───── Supplied passage

GPU-Accelerated FTLM for Heisenberg Spin Clusters

Matrix-free implementation of the Finite-Temperature Lanczos Method (FTLM) for Heisenberg spin clusters with uniform nearest-neighbor exchange coupling, with sector decomposition by total S^z and a block-Lanczos sweep over random vectors. The production path runs in single precision on the GPU; a double-precision CPU path is available as a reference.

Citation

If you use this code in academic work, please cite both the software and the accompanying paper. A machine-readable CITATION.cff file is included; most citation managers (GitHub, Zenodo, Zotero, ...) can read it directly.

The accompanying paper is:

[PAPER REFERENCE TBD]

Overview

ftlm_observables.m is the single entry point. It computes the three finite-temperature observables

specific heat C(T),
magnetic susceptibility chi(T),
effective partition function Z_eff(T) = Z(T) * exp(beta * E_0),

on a user-supplied temperature grid, for a Heisenberg Hamiltonian of the form

H = J * sum_{<i,j>} S_i . S_j

on one of six predefined cluster geometries (icosahedron, cuboctahedron, cube, dodecahedron, icosidodecahedron, ring) for any local spin s = 1/2, 1, 3/2, 2, .... The coupling J is a single scalar that applies uniformly to every nearest-neighbor bond. J > 0 corresponds to antiferromagnetic, J < 0 to ferromagnetic exchange. Extending the model to bond-dependent couplings J_{ij} is straightforward: it only requires passing a per-bond coupling vector instead of a scalar through the kernel init arguments and replacing the scalar J in the diagonal and S+S- / S-S+ terms by the corresponding entry of that vector.

The matrix-vector product H * v is matrix-free: bonds and on-site quantum numbers reconstruct the Hamiltonian action on the fly, and basis lookup uses a compressed table (CLT). The Lanczos iteration is a block sweep over R random vectors per sector. Three MEX kernels are provided:

Kernel	Backend	Precision	Notes
`cuda_lanczos_clut_block.cu`	CUDA + cuBLAS	FP32	Production GPU path
`cuda_lanczos_crank_Sr_general.cu`	CUDA	FP32	Alternative GPU path (combinatorial ranking)
`cpu_lanczos_omp.c`	OpenMP	FP64	Reference CPU path

Requirements

MATLAB R2022a or newer, with the Parallel Computing Toolbox (provides gpuArray and mexcuda).

──────────

_Problem set_.
1. Name every predefined cluster geometry mentioned in the FTLM description.
2. Answer these from the FTLM description, each on its own line:
(a) In what precision does the production path run?
(b) Which sign of J gives ferromagnetic exchange?
(c) What is the oldest MATLAB release that is supported?
3. Output the FTLM description word for word, starting at "Matrix-free implementation of" and ending at "read it directly.".

───── Data shown

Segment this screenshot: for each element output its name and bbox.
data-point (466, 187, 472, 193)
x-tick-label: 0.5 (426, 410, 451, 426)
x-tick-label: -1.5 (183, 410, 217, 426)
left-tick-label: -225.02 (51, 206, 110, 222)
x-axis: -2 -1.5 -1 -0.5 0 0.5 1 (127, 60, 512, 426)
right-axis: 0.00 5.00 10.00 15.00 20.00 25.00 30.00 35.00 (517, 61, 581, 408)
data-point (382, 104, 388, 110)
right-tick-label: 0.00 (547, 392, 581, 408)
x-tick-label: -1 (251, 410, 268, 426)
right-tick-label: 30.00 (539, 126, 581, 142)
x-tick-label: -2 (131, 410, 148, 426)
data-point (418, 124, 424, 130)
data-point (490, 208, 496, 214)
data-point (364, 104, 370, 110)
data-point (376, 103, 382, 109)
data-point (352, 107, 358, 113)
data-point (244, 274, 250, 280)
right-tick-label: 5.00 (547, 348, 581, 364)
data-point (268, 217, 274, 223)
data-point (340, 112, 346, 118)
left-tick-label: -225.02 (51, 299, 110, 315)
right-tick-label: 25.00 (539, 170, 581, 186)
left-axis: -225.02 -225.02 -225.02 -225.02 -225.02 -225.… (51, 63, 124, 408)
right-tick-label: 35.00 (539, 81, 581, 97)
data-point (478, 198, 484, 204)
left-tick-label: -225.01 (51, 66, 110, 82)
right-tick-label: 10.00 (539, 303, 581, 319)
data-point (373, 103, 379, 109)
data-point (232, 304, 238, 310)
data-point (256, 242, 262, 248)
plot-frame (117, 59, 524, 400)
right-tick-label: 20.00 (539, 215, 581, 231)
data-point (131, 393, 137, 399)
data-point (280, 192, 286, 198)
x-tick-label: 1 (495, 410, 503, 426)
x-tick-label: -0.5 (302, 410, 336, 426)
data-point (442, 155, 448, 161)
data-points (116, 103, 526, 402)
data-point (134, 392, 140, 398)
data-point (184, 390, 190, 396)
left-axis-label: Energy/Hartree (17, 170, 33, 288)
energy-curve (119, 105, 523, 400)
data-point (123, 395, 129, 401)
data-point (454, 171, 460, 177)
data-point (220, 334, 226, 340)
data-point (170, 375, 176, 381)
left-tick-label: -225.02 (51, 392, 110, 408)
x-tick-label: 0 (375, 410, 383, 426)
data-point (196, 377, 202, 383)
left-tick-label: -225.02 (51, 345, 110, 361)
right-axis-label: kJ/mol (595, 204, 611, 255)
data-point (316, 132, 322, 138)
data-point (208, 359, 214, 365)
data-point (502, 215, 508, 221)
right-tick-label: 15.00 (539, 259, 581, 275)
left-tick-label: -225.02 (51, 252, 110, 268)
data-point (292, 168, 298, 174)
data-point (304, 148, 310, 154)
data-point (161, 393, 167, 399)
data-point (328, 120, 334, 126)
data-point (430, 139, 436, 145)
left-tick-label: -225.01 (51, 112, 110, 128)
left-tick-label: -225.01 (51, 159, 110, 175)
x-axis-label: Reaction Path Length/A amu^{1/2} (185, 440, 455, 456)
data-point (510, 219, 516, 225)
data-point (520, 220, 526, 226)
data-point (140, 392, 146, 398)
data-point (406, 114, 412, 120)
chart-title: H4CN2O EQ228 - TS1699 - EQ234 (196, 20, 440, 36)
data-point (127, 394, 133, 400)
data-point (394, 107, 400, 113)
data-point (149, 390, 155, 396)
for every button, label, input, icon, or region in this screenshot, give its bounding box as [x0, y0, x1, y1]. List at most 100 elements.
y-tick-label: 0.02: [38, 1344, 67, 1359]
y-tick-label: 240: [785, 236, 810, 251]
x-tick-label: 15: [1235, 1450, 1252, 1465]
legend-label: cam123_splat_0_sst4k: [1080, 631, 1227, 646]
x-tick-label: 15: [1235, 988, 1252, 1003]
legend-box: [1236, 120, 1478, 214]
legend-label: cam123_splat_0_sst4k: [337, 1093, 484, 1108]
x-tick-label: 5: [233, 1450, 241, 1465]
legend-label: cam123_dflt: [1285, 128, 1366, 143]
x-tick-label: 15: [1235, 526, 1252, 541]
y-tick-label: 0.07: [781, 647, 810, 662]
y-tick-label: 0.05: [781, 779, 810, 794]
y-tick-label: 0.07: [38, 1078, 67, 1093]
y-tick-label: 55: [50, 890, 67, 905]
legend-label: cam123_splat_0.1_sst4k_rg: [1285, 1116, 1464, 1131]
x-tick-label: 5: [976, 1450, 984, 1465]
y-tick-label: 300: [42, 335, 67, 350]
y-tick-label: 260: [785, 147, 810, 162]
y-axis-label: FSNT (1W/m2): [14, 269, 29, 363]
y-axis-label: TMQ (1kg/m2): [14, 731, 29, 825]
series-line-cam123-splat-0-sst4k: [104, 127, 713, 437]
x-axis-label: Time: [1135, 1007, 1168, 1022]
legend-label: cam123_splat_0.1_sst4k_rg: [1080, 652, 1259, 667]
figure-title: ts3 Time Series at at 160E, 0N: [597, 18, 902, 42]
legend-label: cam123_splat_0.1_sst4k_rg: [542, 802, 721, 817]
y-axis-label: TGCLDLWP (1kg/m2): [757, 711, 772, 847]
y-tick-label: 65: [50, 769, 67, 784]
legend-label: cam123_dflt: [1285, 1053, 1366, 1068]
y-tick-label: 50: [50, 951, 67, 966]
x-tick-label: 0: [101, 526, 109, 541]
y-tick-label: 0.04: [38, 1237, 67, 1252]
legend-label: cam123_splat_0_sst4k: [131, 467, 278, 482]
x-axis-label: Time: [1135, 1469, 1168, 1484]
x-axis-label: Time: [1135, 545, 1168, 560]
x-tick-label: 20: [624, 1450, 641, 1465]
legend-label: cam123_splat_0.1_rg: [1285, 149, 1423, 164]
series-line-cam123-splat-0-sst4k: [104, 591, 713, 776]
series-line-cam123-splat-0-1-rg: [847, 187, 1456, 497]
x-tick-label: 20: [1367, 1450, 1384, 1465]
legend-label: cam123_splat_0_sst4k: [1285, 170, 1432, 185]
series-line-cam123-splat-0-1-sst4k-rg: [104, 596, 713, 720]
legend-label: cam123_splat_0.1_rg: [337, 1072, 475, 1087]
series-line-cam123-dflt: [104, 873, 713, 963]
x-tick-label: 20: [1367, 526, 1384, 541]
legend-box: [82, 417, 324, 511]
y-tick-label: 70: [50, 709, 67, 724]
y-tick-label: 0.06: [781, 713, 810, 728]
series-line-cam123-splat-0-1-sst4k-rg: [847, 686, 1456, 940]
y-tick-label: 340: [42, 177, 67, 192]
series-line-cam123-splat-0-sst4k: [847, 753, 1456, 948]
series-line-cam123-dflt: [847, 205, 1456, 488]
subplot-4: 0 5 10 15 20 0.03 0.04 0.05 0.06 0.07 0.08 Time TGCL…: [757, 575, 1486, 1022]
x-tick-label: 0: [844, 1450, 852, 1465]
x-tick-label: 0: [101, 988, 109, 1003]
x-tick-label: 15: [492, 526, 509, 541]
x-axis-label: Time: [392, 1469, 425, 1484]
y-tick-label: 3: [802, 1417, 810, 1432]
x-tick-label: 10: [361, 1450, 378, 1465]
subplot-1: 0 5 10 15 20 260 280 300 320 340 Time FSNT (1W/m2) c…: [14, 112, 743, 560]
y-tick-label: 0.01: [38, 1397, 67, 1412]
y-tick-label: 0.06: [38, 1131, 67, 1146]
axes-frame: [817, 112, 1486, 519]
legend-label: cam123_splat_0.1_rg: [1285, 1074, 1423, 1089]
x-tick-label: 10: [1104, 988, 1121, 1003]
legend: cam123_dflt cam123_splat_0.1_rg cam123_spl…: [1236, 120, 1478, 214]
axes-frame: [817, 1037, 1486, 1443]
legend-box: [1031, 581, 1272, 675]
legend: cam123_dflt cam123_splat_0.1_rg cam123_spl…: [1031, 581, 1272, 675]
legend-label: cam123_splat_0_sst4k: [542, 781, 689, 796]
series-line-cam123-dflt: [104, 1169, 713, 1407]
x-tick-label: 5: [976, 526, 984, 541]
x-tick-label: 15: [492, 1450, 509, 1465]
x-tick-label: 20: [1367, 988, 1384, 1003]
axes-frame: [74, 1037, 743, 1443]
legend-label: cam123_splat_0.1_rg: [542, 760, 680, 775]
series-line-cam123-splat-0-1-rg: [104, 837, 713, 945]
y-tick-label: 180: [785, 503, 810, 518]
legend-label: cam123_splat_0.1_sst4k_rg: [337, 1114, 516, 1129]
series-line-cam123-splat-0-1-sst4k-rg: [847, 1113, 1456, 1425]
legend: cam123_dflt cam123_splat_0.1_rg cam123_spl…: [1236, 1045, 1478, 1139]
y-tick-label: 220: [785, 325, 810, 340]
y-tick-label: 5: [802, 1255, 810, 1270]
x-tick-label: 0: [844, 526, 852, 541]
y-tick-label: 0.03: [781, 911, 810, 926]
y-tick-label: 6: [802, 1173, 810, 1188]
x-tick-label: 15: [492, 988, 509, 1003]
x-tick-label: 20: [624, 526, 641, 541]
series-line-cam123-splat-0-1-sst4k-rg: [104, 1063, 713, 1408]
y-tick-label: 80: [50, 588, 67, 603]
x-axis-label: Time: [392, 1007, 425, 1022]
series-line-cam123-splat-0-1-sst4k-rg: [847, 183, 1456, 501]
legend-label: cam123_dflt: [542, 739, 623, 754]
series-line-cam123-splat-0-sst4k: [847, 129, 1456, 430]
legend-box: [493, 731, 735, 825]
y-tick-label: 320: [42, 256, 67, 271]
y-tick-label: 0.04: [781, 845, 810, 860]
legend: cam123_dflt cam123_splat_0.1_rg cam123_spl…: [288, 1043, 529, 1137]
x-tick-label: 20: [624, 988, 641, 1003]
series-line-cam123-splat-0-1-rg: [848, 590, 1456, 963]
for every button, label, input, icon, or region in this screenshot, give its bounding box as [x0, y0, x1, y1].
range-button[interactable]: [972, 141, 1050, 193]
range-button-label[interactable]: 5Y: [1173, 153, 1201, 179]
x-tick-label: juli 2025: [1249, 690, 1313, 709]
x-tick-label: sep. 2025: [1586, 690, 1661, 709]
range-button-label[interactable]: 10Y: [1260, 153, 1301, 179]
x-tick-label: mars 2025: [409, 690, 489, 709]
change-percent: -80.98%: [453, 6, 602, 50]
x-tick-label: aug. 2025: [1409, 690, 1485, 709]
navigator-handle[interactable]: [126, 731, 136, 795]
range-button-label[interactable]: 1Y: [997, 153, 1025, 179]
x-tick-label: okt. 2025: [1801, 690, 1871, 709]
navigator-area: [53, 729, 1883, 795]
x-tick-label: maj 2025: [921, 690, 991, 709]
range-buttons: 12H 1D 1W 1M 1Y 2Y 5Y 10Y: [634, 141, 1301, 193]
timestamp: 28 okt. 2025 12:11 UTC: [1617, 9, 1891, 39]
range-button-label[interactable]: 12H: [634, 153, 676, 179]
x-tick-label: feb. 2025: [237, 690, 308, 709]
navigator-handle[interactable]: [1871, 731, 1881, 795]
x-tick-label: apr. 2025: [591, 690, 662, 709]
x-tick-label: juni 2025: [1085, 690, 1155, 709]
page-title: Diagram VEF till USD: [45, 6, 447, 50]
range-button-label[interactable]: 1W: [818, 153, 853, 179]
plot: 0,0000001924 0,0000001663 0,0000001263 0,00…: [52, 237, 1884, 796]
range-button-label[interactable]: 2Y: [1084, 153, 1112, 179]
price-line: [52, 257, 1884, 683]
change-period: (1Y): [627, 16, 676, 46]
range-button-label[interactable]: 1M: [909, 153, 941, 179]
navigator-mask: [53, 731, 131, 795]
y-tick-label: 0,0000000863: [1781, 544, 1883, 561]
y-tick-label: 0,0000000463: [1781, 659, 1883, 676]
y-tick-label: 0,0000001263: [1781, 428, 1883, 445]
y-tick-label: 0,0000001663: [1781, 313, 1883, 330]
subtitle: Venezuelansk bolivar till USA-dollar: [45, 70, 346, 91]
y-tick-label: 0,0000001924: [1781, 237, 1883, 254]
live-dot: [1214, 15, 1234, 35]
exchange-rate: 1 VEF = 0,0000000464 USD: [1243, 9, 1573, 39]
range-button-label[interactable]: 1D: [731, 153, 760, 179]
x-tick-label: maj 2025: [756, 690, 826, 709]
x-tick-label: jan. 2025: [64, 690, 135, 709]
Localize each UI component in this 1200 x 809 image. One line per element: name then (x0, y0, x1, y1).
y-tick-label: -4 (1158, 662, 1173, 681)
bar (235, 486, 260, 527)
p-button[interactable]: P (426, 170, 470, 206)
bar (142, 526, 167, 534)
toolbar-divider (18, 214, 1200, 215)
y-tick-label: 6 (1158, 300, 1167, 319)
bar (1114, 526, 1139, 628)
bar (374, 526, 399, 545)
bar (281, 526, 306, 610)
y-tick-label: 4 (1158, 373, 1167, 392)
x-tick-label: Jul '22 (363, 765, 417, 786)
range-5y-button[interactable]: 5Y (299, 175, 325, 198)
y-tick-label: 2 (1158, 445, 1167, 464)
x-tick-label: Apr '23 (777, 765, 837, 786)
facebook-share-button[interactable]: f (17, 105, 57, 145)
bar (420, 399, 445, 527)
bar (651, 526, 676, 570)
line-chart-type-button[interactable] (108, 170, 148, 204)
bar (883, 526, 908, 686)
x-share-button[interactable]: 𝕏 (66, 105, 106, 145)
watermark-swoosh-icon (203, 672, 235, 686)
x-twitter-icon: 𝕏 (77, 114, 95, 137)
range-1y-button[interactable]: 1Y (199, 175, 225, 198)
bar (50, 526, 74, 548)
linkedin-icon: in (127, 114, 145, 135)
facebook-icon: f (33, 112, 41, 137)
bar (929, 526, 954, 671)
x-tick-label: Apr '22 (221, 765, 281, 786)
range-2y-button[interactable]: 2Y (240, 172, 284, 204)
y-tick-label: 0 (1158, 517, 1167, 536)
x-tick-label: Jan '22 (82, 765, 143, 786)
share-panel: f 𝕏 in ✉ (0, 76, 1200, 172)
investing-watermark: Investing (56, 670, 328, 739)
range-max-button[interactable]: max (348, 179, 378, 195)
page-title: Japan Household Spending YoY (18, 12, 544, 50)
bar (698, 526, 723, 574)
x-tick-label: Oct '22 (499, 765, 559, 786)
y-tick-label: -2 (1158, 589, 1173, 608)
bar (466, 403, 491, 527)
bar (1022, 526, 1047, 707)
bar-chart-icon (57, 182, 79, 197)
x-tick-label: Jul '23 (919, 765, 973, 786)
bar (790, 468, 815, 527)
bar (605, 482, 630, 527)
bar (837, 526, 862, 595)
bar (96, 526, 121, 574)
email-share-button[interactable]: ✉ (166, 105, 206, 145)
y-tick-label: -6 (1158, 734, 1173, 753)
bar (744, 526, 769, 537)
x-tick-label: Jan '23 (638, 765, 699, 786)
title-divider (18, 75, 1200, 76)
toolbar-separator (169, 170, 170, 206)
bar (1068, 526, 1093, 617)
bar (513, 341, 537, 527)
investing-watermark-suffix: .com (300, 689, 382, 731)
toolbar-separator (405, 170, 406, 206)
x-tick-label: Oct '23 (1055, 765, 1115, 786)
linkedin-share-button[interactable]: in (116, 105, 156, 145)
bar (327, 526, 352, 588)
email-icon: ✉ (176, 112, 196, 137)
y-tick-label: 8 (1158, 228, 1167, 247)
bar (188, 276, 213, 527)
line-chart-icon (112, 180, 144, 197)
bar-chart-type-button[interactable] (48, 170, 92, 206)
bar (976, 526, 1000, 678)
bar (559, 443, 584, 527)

──────────

_Task-by-task solutions_.
1. Icosahedron, cuboctahedron, cube, dodecahedron, icosidodecahedron, ring

2.
(a) Single precision (FP32), on the GPU
(b) J < 0
(c) MATLAB R2022a

3.
Matrix-free implementation of the Finite-Temperature Lanczos Method (FTLM) for Heisenberg spin clusters with uniform nearest-neighbor exchange coupling, with sector decomposition by total S^z and a block-Lanczos sweep over random vectors. The production path runs in single precision on the GPU; a double-precision CPU path is available as a reference.

Citation

If you use this code in academic work, please cite both the software and the accompanying paper. A machine-readable CITATION.cff file is included; most citation managers (GitHub, Zenodo, Zotero, ...) can read it directly.